==== DATASET ROWS

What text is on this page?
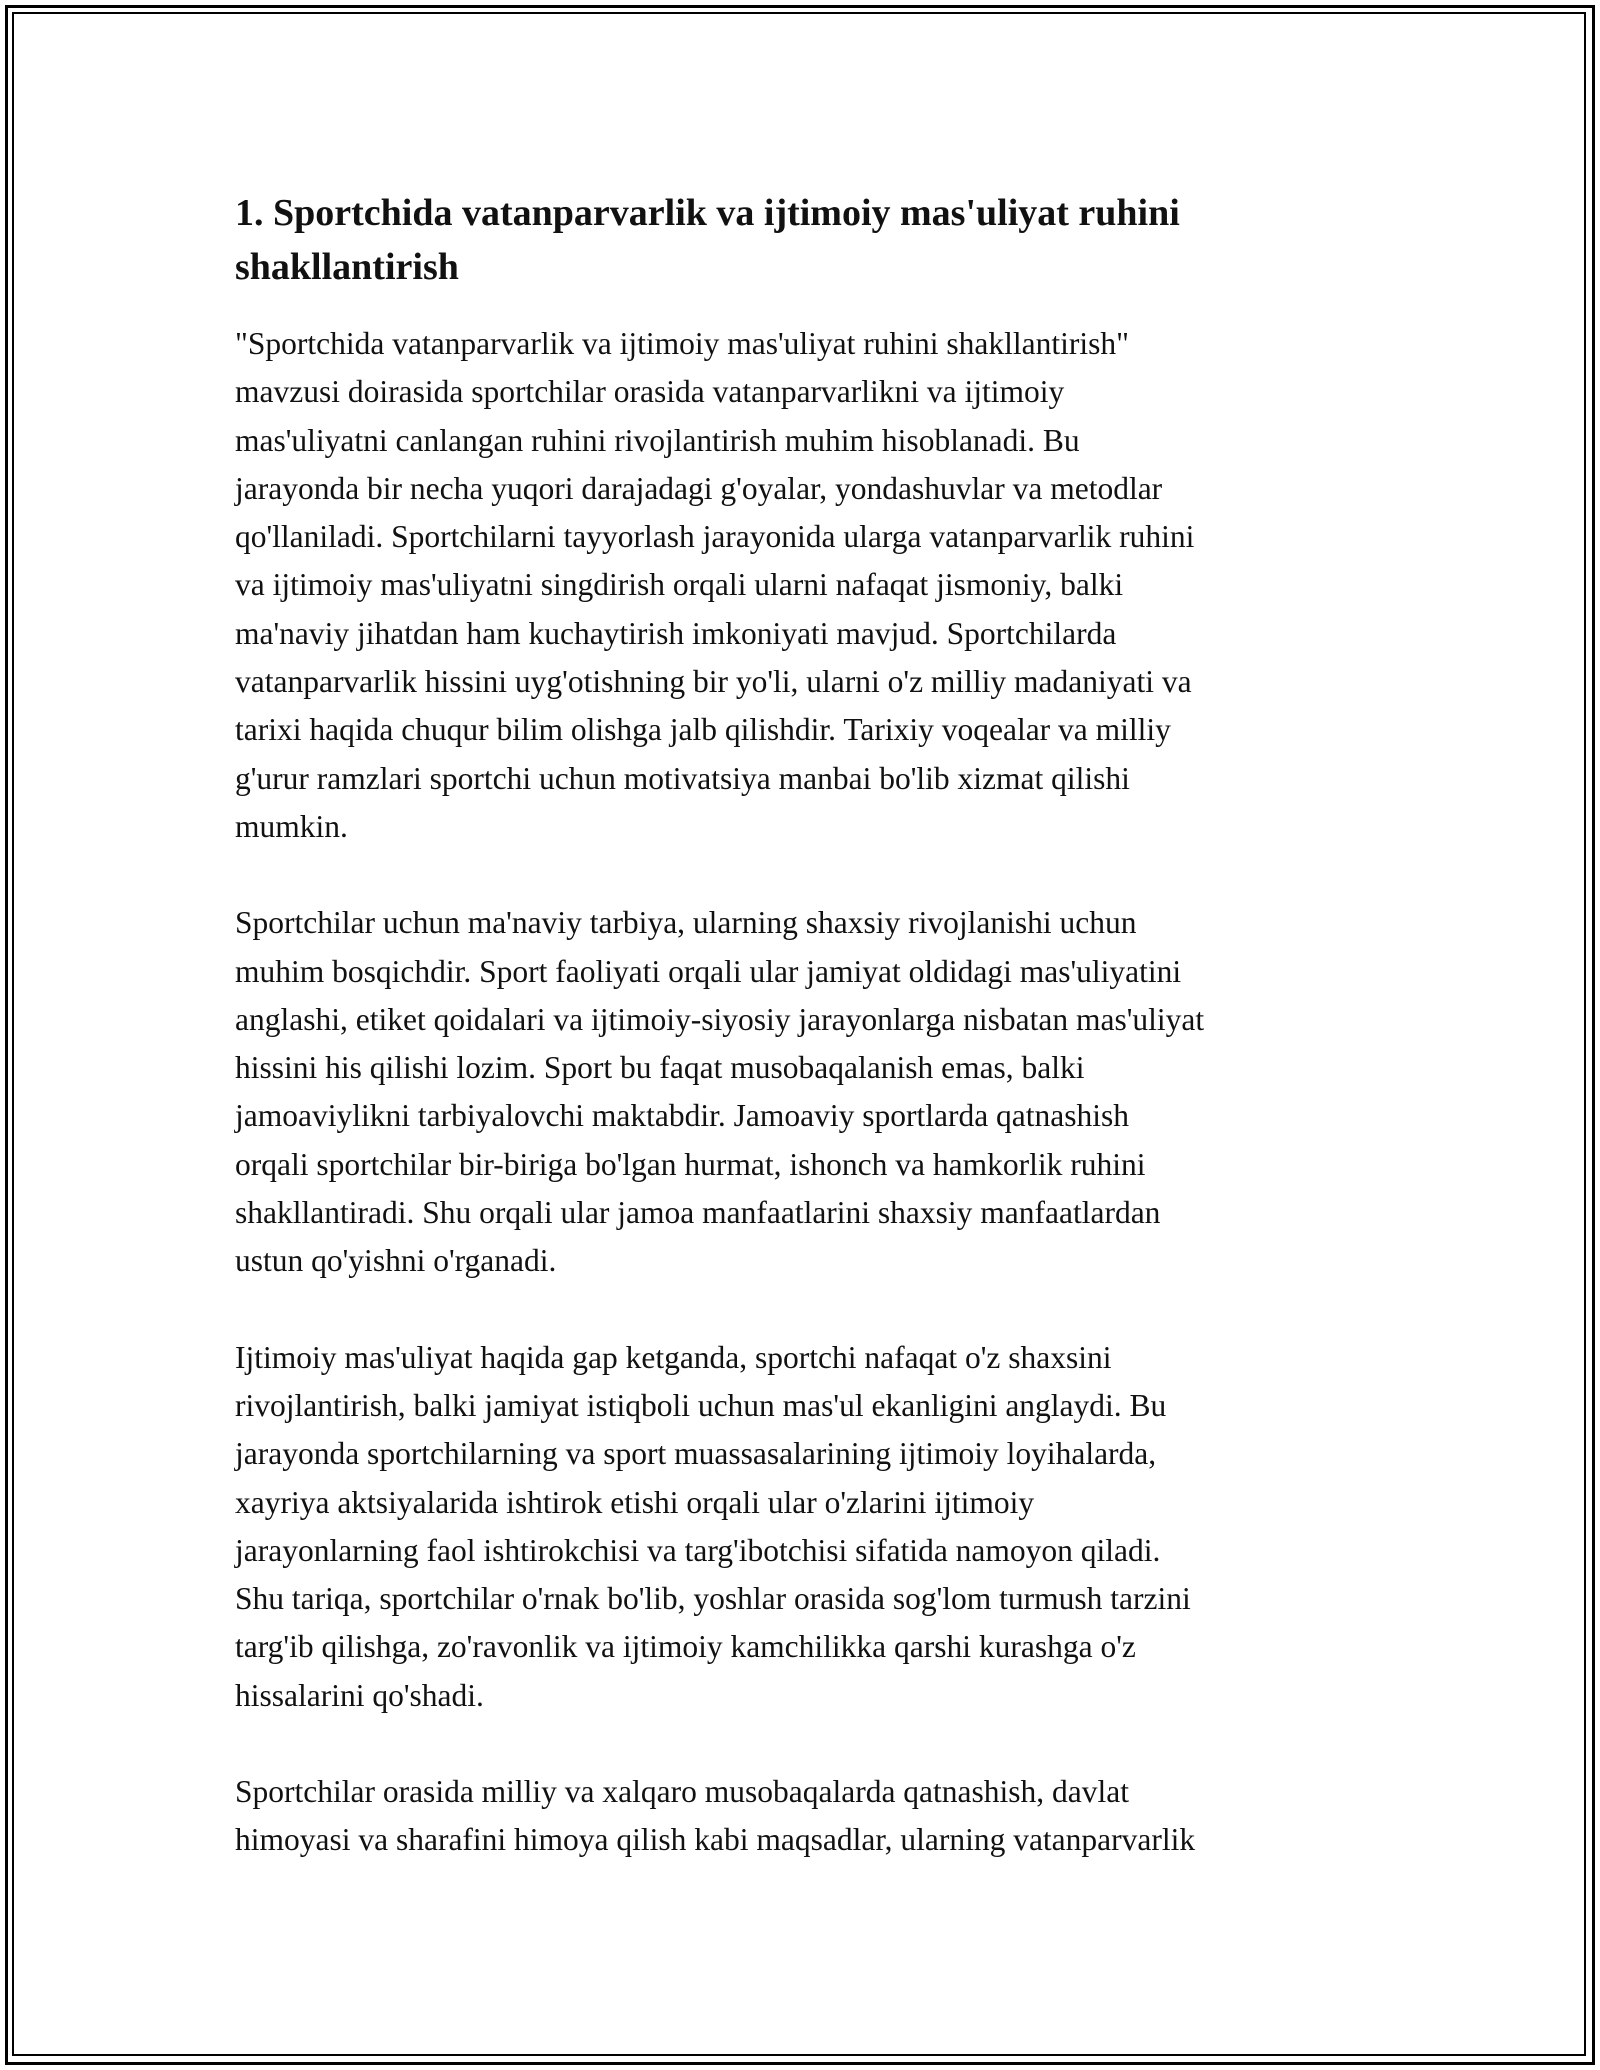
1. Sportchida vatanparvarlik va ijtimoiy mas'uliyat ruhini
shakllantirish

"Sportchida vatanparvarlik va ijtimoiy mas'uliyat ruhini shakllantirish"
mavzusi doirasida sportchilar orasida vatanparvarlikni va ijtimoiy
mas'uliyatni canlangan ruhini rivojlantirish muhim hisoblanadi. Bu
jarayonda bir necha yuqori darajadagi g'oyalar, yondashuvlar va metodlar
qo'llaniladi. Sportchilarni tayyorlash jarayonida ularga vatanparvarlik ruhini
va ijtimoiy mas'uliyatni singdirish orqali ularni nafaqat jismoniy, balki
ma'naviy jihatdan ham kuchaytirish imkoniyati mavjud. Sportchilarda
vatanparvarlik hissini uyg'otishning bir yo'li, ularni o'z milliy madaniyati va
tarixi haqida chuqur bilim olishga jalb qilishdir. Tarixiy voqealar va milliy
g'urur ramzlari sportchi uchun motivatsiya manbai bo'lib xizmat qilishi
mumkin.

Sportchilar uchun ma'naviy tarbiya, ularning shaxsiy rivojlanishi uchun
muhim bosqichdir. Sport faoliyati orqali ular jamiyat oldidagi mas'uliyatini
anglashi, etiket qoidalari va ijtimoiy-siyosiy jarayonlarga nisbatan mas'uliyat
hissini his qilishi lozim. Sport bu faqat musobaqalanish emas, balki
jamoaviylikni tarbiyalovchi maktabdir. Jamoaviy sportlarda qatnashish
orqali sportchilar bir-biriga bo'lgan hurmat, ishonch va hamkorlik ruhini
shakllantiradi. Shu orqali ular jamoa manfaatlarini shaxsiy manfaatlardan
ustun qo'yishni o'rganadi.

Ijtimoiy mas'uliyat haqida gap ketganda, sportchi nafaqat o'z shaxsini
rivojlantirish, balki jamiyat istiqboli uchun mas'ul ekanligini anglaydi. Bu
jarayonda sportchilarning va sport muassasalarining ijtimoiy loyihalarda,
xayriya aktsiyalarida ishtirok etishi orqali ular o'zlarini ijtimoiy
jarayonlarning faol ishtirokchisi va targ'ibotchisi sifatida namoyon qiladi.
Shu tariqa, sportchilar o'rnak bo'lib, yoshlar orasida sog'lom turmush tarzini
targ'ib qilishga, zo'ravonlik va ijtimoiy kamchilikka qarshi kurashga o'z
hissalarini qo'shadi.

Sportchilar orasida milliy va xalqaro musobaqalarda qatnashish, davlat
himoyasi va sharafini himoya qilish kabi maqsadlar, ularning vatanparvarlik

========

Extract the entries in full, exactly as they are, minus the pictures.

What text is on this page?
1. Sportchida vatanparvarlik va ijtimoiy mas'uliyat ruhini
shakllantirish

"Sportchida vatanparvarlik va ijtimoiy mas'uliyat ruhini shakllantirish"
mavzusi doirasida sportchilar orasida vatanparvarlikni va ijtimoiy
mas'uliyatni canlangan ruhini rivojlantirish muhim hisoblanadi. Bu
jarayonda bir necha yuqori darajadagi g'oyalar, yondashuvlar va metodlar
qo'llaniladi. Sportchilarni tayyorlash jarayonida ularga vatanparvarlik ruhini
va ijtimoiy mas'uliyatni singdirish orqali ularni nafaqat jismoniy, balki
ma'naviy jihatdan ham kuchaytirish imkoniyati mavjud. Sportchilarda
vatanparvarlik hissini uyg'otishning bir yo'li, ularni o'z milliy madaniyati va
tarixi haqida chuqur bilim olishga jalb qilishdir. Tarixiy voqealar va milliy
g'urur ramzlari sportchi uchun motivatsiya manbai bo'lib xizmat qilishi
mumkin.

Sportchilar uchun ma'naviy tarbiya, ularning shaxsiy rivojlanishi uchun
muhim bosqichdir. Sport faoliyati orqali ular jamiyat oldidagi mas'uliyatini
anglashi, etiket qoidalari va ijtimoiy-siyosiy jarayonlarga nisbatan mas'uliyat
hissini his qilishi lozim. Sport bu faqat musobaqalanish emas, balki
jamoaviylikni tarbiyalovchi maktabdir. Jamoaviy sportlarda qatnashish
orqali sportchilar bir-biriga bo'lgan hurmat, ishonch va hamkorlik ruhini
shakllantiradi. Shu orqali ular jamoa manfaatlarini shaxsiy manfaatlardan
ustun qo'yishni o'rganadi.

Ijtimoiy mas'uliyat haqida gap ketganda, sportchi nafaqat o'z shaxsini
rivojlantirish, balki jamiyat istiqboli uchun mas'ul ekanligini anglaydi. Bu
jarayonda sportchilarning va sport muassasalarining ijtimoiy loyihalarda,
xayriya aktsiyalarida ishtirok etishi orqali ular o'zlarini ijtimoiy
jarayonlarning faol ishtirokchisi va targ'ibotchisi sifatida namoyon qiladi.
Shu tariqa, sportchilar o'rnak bo'lib, yoshlar orasida sog'lom turmush tarzini
targ'ib qilishga, zo'ravonlik va ijtimoiy kamchilikka qarshi kurashga o'z
hissalarini qo'shadi.

Sportchilar orasida milliy va xalqaro musobaqalarda qatnashish, davlat
himoyasi va sharafini himoya qilish kabi maqsadlar, ularning vatanparvarlik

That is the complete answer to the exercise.